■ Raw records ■

%%

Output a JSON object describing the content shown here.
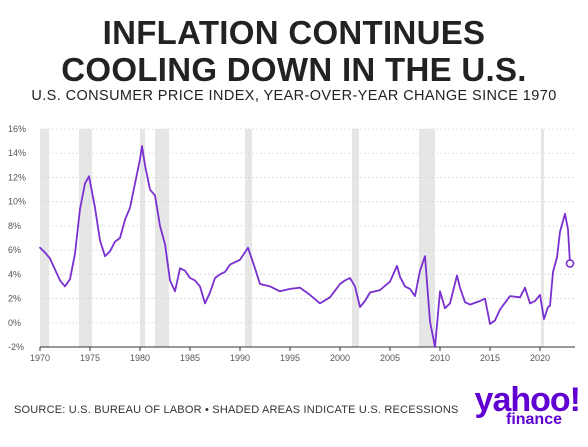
{
  "title_line1": "INFLATION CONTINUES",
  "title_line2": "COOLING DOWN IN THE U.S.",
  "subtitle": "U.S. CONSUMER PRICE INDEX, YEAR-OVER-YEAR CHANGE SINCE 1970",
  "source": "SOURCE: U.S. BUREAU OF LABOR • SHADED AREAS INDICATE U.S. RECESSIONS",
  "logo": {
    "brand": "yahoo!",
    "sub": "finance"
  },
  "colors": {
    "line": "#7a2fd0",
    "recession": "#e6e6e6",
    "grid": "#d9d9d9",
    "axis": "#333333",
    "brand": "#6001d2"
  },
  "chart_data": {
    "type": "line",
    "x_ticks": [
      1970,
      1975,
      1980,
      1985,
      1990,
      1995,
      2000,
      2005,
      2010,
      2015,
      2020
    ],
    "y_ticks": [
      -2,
      0,
      2,
      4,
      6,
      8,
      10,
      12,
      14,
      16
    ],
    "y_tick_labels": [
      "-2%",
      "0%",
      "2%",
      "4%",
      "6%",
      "8%",
      "10%",
      "12%",
      "14%",
      "16%"
    ],
    "xlim": [
      1970,
      2023.5
    ],
    "ylim": [
      -2,
      16
    ],
    "grid": "horizontal",
    "recessions": [
      [
        1970.0,
        1970.9
      ],
      [
        1973.9,
        1975.2
      ],
      [
        1980.0,
        1980.5
      ],
      [
        1981.5,
        1982.9
      ],
      [
        1990.5,
        1991.2
      ],
      [
        2001.2,
        2001.9
      ],
      [
        2007.9,
        2009.5
      ],
      [
        2020.1,
        2020.4
      ]
    ],
    "x": [
      1970.0,
      1970.5,
      1971.0,
      1971.5,
      1972.0,
      1972.5,
      1973.0,
      1973.5,
      1974.0,
      1974.5,
      1974.9,
      1975.5,
      1976.0,
      1976.5,
      1977.0,
      1977.5,
      1978.0,
      1978.5,
      1979.0,
      1979.5,
      1980.0,
      1980.2,
      1980.5,
      1981.0,
      1981.5,
      1982.0,
      1982.5,
      1983.0,
      1983.5,
      1984.0,
      1984.5,
      1985.0,
      1985.5,
      1986.0,
      1986.5,
      1987.0,
      1987.5,
      1988.0,
      1988.5,
      1989.0,
      1989.5,
      1990.0,
      1990.8,
      1991.5,
      1992.0,
      1993.0,
      1994.0,
      1995.0,
      1996.0,
      1997.0,
      1998.0,
      1999.0,
      2000.0,
      2000.5,
      2001.0,
      2001.5,
      2002.0,
      2002.5,
      2003.0,
      2004.0,
      2005.0,
      2005.7,
      2006.0,
      2006.5,
      2007.0,
      2007.5,
      2008.0,
      2008.5,
      2009.0,
      2009.5,
      2010.0,
      2010.5,
      2011.0,
      2011.7,
      2012.0,
      2012.5,
      2013.0,
      2014.0,
      2014.5,
      2015.0,
      2015.5,
      2016.0,
      2017.0,
      2018.0,
      2018.5,
      2019.0,
      2019.5,
      2020.0,
      2020.4,
      2020.8,
      2021.0,
      2021.3,
      2021.7,
      2022.0,
      2022.5,
      2022.8,
      2023.0
    ],
    "values": [
      6.2,
      5.8,
      5.3,
      4.4,
      3.5,
      3.0,
      3.6,
      5.7,
      9.4,
      11.5,
      12.1,
      9.5,
      6.8,
      5.5,
      5.9,
      6.7,
      7.0,
      8.5,
      9.5,
      11.5,
      13.5,
      14.6,
      13.0,
      11.0,
      10.5,
      8.0,
      6.5,
      3.5,
      2.6,
      4.5,
      4.3,
      3.7,
      3.5,
      3.0,
      1.6,
      2.5,
      3.7,
      4.0,
      4.2,
      4.8,
      5.0,
      5.2,
      6.2,
      4.5,
      3.2,
      3.0,
      2.6,
      2.8,
      2.9,
      2.3,
      1.6,
      2.1,
      3.2,
      3.5,
      3.7,
      3.0,
      1.3,
      1.8,
      2.5,
      2.7,
      3.4,
      4.7,
      3.8,
      3.0,
      2.8,
      2.2,
      4.3,
      5.5,
      0.1,
      -2.0,
      2.6,
      1.2,
      1.6,
      3.9,
      2.9,
      1.7,
      1.5,
      1.8,
      2.0,
      -0.1,
      0.2,
      1.1,
      2.2,
      2.1,
      2.9,
      1.6,
      1.8,
      2.3,
      0.3,
      1.3,
      1.4,
      4.2,
      5.4,
      7.5,
      9.0,
      7.7,
      4.9
    ]
  }
}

%%

■ The problem ■
Reproduce every entry exactly, but omit each picture.

■ Problem solution ■
Output a JSON object describing the content shown here.
{
  "title_line1": "INFLATION CONTINUES",
  "title_line2": "COOLING DOWN IN THE U.S.",
  "subtitle": "U.S. CONSUMER PRICE INDEX, YEAR-OVER-YEAR CHANGE SINCE 1970",
  "source": "SOURCE: U.S. BUREAU OF LABOR • SHADED AREAS INDICATE U.S. RECESSIONS",
  "logo": {
    "brand": "yahoo!",
    "sub": "finance"
  },
  "colors": {
    "line": "#7a2fd0",
    "recession": "#e6e6e6",
    "grid": "#d9d9d9",
    "axis": "#333333",
    "brand": "#6001d2"
  },
  "chart_data": {
    "type": "line",
    "x_ticks": [
      1970,
      1975,
      1980,
      1985,
      1990,
      1995,
      2000,
      2005,
      2010,
      2015,
      2020
    ],
    "y_ticks": [
      -2,
      0,
      2,
      4,
      6,
      8,
      10,
      12,
      14,
      16
    ],
    "y_tick_labels": [
      "-2%",
      "0%",
      "2%",
      "4%",
      "6%",
      "8%",
      "10%",
      "12%",
      "14%",
      "16%"
    ],
    "xlim": [
      1970,
      2023.5
    ],
    "ylim": [
      -2,
      16
    ],
    "grid": "horizontal",
    "recessions": [
      [
        1970.0,
        1970.9
      ],
      [
        1973.9,
        1975.2
      ],
      [
        1980.0,
        1980.5
      ],
      [
        1981.5,
        1982.9
      ],
      [
        1990.5,
        1991.2
      ],
      [
        2001.2,
        2001.9
      ],
      [
        2007.9,
        2009.5
      ],
      [
        2020.1,
        2020.4
      ]
    ],
    "x": [
      1970.0,
      1970.5,
      1971.0,
      1971.5,
      1972.0,
      1972.5,
      1973.0,
      1973.5,
      1974.0,
      1974.5,
      1974.9,
      1975.5,
      1976.0,
      1976.5,
      1977.0,
      1977.5,
      1978.0,
      1978.5,
      1979.0,
      1979.5,
      1980.0,
      1980.2,
      1980.5,
      1981.0,
      1981.5,
      1982.0,
      1982.5,
      1983.0,
      1983.5,
      1984.0,
      1984.5,
      1985.0,
      1985.5,
      1986.0,
      1986.5,
      1987.0,
      1987.5,
      1988.0,
      1988.5,
      1989.0,
      1989.5,
      1990.0,
      1990.8,
      1991.5,
      1992.0,
      1993.0,
      1994.0,
      1995.0,
      1996.0,
      1997.0,
      1998.0,
      1999.0,
      2000.0,
      2000.5,
      2001.0,
      2001.5,
      2002.0,
      2002.5,
      2003.0,
      2004.0,
      2005.0,
      2005.7,
      2006.0,
      2006.5,
      2007.0,
      2007.5,
      2008.0,
      2008.5,
      2009.0,
      2009.5,
      2010.0,
      2010.5,
      2011.0,
      2011.7,
      2012.0,
      2012.5,
      2013.0,
      2014.0,
      2014.5,
      2015.0,
      2015.5,
      2016.0,
      2017.0,
      2018.0,
      2018.5,
      2019.0,
      2019.5,
      2020.0,
      2020.4,
      2020.8,
      2021.0,
      2021.3,
      2021.7,
      2022.0,
      2022.5,
      2022.8,
      2023.0
    ],
    "values": [
      6.2,
      5.8,
      5.3,
      4.4,
      3.5,
      3.0,
      3.6,
      5.7,
      9.4,
      11.5,
      12.1,
      9.5,
      6.8,
      5.5,
      5.9,
      6.7,
      7.0,
      8.5,
      9.5,
      11.5,
      13.5,
      14.6,
      13.0,
      11.0,
      10.5,
      8.0,
      6.5,
      3.5,
      2.6,
      4.5,
      4.3,
      3.7,
      3.5,
      3.0,
      1.6,
      2.5,
      3.7,
      4.0,
      4.2,
      4.8,
      5.0,
      5.2,
      6.2,
      4.5,
      3.2,
      3.0,
      2.6,
      2.8,
      2.9,
      2.3,
      1.6,
      2.1,
      3.2,
      3.5,
      3.7,
      3.0,
      1.3,
      1.8,
      2.5,
      2.7,
      3.4,
      4.7,
      3.8,
      3.0,
      2.8,
      2.2,
      4.3,
      5.5,
      0.1,
      -2.0,
      2.6,
      1.2,
      1.6,
      3.9,
      2.9,
      1.7,
      1.5,
      1.8,
      2.0,
      -0.1,
      0.2,
      1.1,
      2.2,
      2.1,
      2.9,
      1.6,
      1.8,
      2.3,
      0.3,
      1.3,
      1.4,
      4.2,
      5.4,
      7.5,
      9.0,
      7.7,
      4.9
    ]
  }
}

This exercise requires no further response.